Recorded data
## Begin
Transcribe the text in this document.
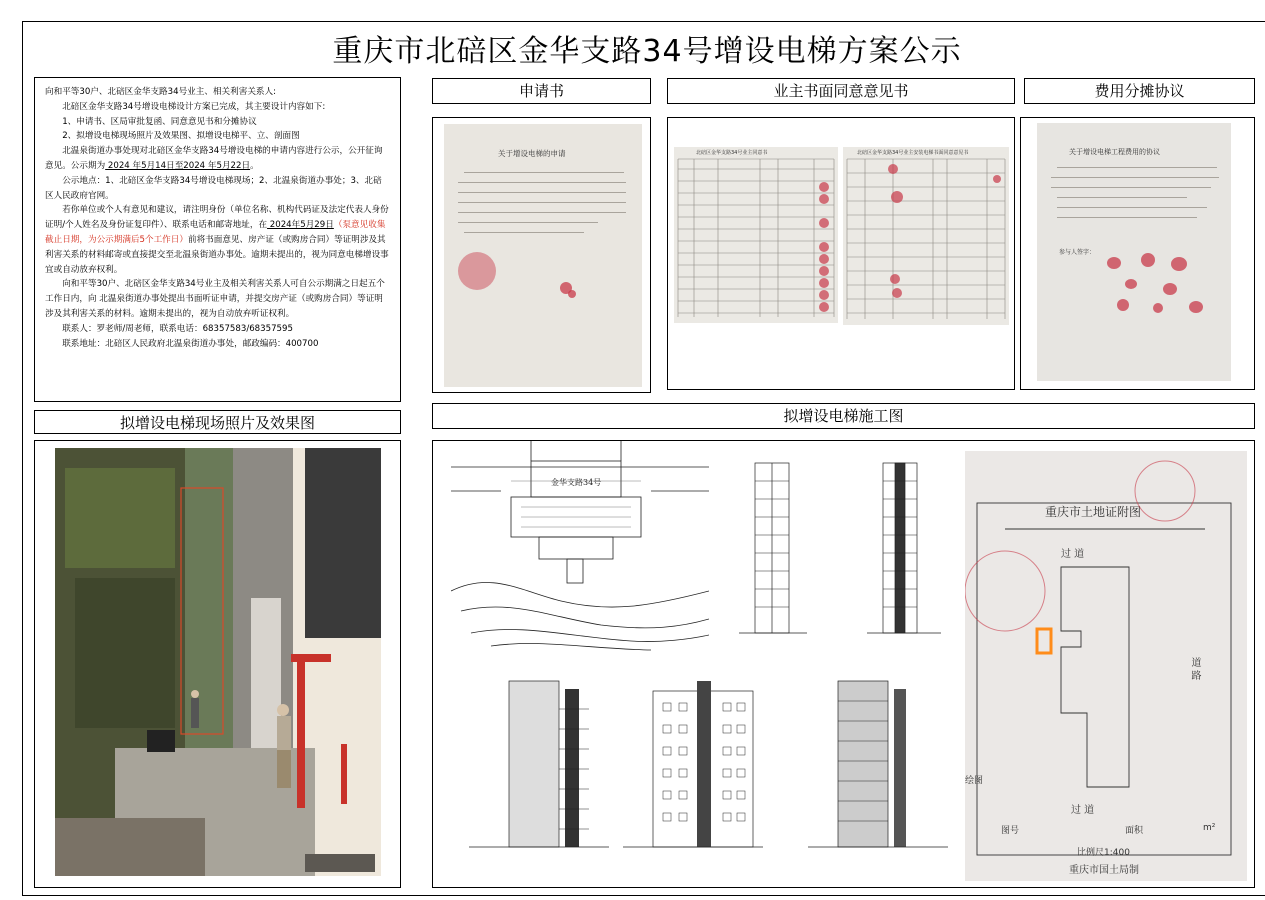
重庆市北碚区金华支路34号增设电梯方案公示

向和平等30户、北碚区金华支路34号业主、相关利害关系人:

北碚区金华支路34号增设电梯设计方案已完成，其主要设计内容如下:

1、申请书、区局审批复函、同意意见书和分摊协议

2、拟增设电梯现场照片及效果图、拟增设电梯平、立、剖面图

北温泉街道办事处现对北碚区金华支路34号增设电梯的申请内容进行公示，公开征询意见。公示期为 2024 年5月14日至2024 年5月22日。

公示地点：1、北碚区金华支路34号增设电梯现场；2、北温泉街道办事处；3、北碚区人民政府官网。

若你单位或个人有意见和建议，请注明身份（单位名称、机构代码证及法定代表人身份证明/个人姓名及身份证复印件）、联系电话和邮寄地址，在 2024年5月29日（泵意见收集截止日期，为公示期满后5个工作日）前将书面意见、房产证（或购房合同）等证明涉及其利害关系的材料邮寄或直接提交至北温泉街道办事处。逾期未提出的，视为同意电梯增设事宜或自动放弃权利。

向和平等30户、北碚区金华支路34号业主及相关利害关系人可自公示期满之日起五个工作日内，向 北温泉街道办事处提出书面听证申请，并提交房产证（或购房合同）等证明涉及其利害关系的材料。逾期未提出的，视为自动放弃听证权利。

联系人：罗老师/周老师，联系电话：68357583/68357595

联系地址：北碚区人民政府北温泉街道办事处，邮政编码：400700

申请书	业主书面同意意见书	费用分摊协议
拟增设电梯现场照片及效果图	拟增设电梯施工图
关于增设电梯的申请	北碚区金华支路34号业主同意书	北碚区金华支路34号业主安装电梯书面同意意见书	关于增设电梯工程费用的协议
参与人签字：
金华支路34号
重庆市土地证附图
过 道
道 路
过 道
绘图
图号	面积	m²
比例尺1:400
重庆市国土局制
## End
REQUIREMENT:
Quote the preceding records in their entirety, excluding every picture.

RESPONSE FOR THIS EXERCISE:
Transcribe the text in this document.
重庆市北碚区金华支路34号增设电梯方案公示

向和平等30户、北碚区金华支路34号业主、相关利害关系人:

北碚区金华支路34号增设电梯设计方案已完成，其主要设计内容如下:

1、申请书、区局审批复函、同意意见书和分摊协议

2、拟增设电梯现场照片及效果图、拟增设电梯平、立、剖面图

北温泉街道办事处现对北碚区金华支路34号增设电梯的申请内容进行公示，公开征询意见。公示期为 2024 年5月14日至2024 年5月22日。

公示地点：1、北碚区金华支路34号增设电梯现场；2、北温泉街道办事处；3、北碚区人民政府官网。

若你单位或个人有意见和建议，请注明身份（单位名称、机构代码证及法定代表人身份证明/个人姓名及身份证复印件）、联系电话和邮寄地址，在 2024年5月29日（泵意见收集截止日期，为公示期满后5个工作日）前将书面意见、房产证（或购房合同）等证明涉及其利害关系的材料邮寄或直接提交至北温泉街道办事处。逾期未提出的，视为同意电梯增设事宜或自动放弃权利。

向和平等30户、北碚区金华支路34号业主及相关利害关系人可自公示期满之日起五个工作日内，向 北温泉街道办事处提出书面听证申请，并提交房产证（或购房合同）等证明涉及其利害关系的材料。逾期未提出的，视为自动放弃听证权利。

联系人：罗老师/周老师，联系电话：68357583/68357595

联系地址：北碚区人民政府北温泉街道办事处，邮政编码：400700

申请书	业主书面同意意见书	费用分摊协议
拟增设电梯现场照片及效果图	拟增设电梯施工图
关于增设电梯的申请	北碚区金华支路34号业主同意书	北碚区金华支路34号业主安装电梯书面同意意见书	关于增设电梯工程费用的协议
参与人签字：
金华支路34号
重庆市土地证附图
过 道
道 路
过 道
绘图
图号	面积	m²
比例尺1:400
重庆市国土局制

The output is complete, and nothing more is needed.